* start *
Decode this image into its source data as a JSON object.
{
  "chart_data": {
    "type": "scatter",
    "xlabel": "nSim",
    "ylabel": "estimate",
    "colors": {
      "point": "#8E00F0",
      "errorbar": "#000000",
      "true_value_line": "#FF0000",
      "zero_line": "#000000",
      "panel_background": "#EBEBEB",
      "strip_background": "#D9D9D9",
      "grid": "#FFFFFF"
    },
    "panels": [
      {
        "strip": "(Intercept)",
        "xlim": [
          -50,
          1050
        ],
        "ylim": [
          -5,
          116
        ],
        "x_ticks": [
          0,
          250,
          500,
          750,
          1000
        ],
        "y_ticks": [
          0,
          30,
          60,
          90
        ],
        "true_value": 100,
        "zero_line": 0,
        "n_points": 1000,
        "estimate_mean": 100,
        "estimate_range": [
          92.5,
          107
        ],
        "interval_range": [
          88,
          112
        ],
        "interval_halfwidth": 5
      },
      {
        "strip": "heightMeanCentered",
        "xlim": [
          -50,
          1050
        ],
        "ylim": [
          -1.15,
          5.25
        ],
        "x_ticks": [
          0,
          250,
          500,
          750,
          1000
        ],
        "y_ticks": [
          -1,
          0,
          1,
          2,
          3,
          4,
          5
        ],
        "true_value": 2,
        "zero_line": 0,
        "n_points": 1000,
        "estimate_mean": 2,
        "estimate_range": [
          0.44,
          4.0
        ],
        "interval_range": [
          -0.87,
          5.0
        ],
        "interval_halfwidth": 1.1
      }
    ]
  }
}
* end *
→ **YOUR TASK**
Transcribe the data. Leave every line exactly as it is.

→ **SOLUTION**
Decode this image into its source data as a JSON object.
{
  "chart_data": {
    "type": "scatter",
    "xlabel": "nSim",
    "ylabel": "estimate",
    "colors": {
      "point": "#8E00F0",
      "errorbar": "#000000",
      "true_value_line": "#FF0000",
      "zero_line": "#000000",
      "panel_background": "#EBEBEB",
      "strip_background": "#D9D9D9",
      "grid": "#FFFFFF"
    },
    "panels": [
      {
        "strip": "(Intercept)",
        "xlim": [
          -50,
          1050
        ],
        "ylim": [
          -5,
          116
        ],
        "x_ticks": [
          0,
          250,
          500,
          750,
          1000
        ],
        "y_ticks": [
          0,
          30,
          60,
          90
        ],
        "true_value": 100,
        "zero_line": 0,
        "n_points": 1000,
        "estimate_mean": 100,
        "estimate_range": [
          92.5,
          107
        ],
        "interval_range": [
          88,
          112
        ],
        "interval_halfwidth": 5
      },
      {
        "strip": "heightMeanCentered",
        "xlim": [
          -50,
          1050
        ],
        "ylim": [
          -1.15,
          5.25
        ],
        "x_ticks": [
          0,
          250,
          500,
          750,
          1000
        ],
        "y_ticks": [
          -1,
          0,
          1,
          2,
          3,
          4,
          5
        ],
        "true_value": 2,
        "zero_line": 0,
        "n_points": 1000,
        "estimate_mean": 2,
        "estimate_range": [
          0.44,
          4.0
        ],
        "interval_range": [
          -0.87,
          5.0
        ],
        "interval_halfwidth": 1.1
      }
    ]
  }
}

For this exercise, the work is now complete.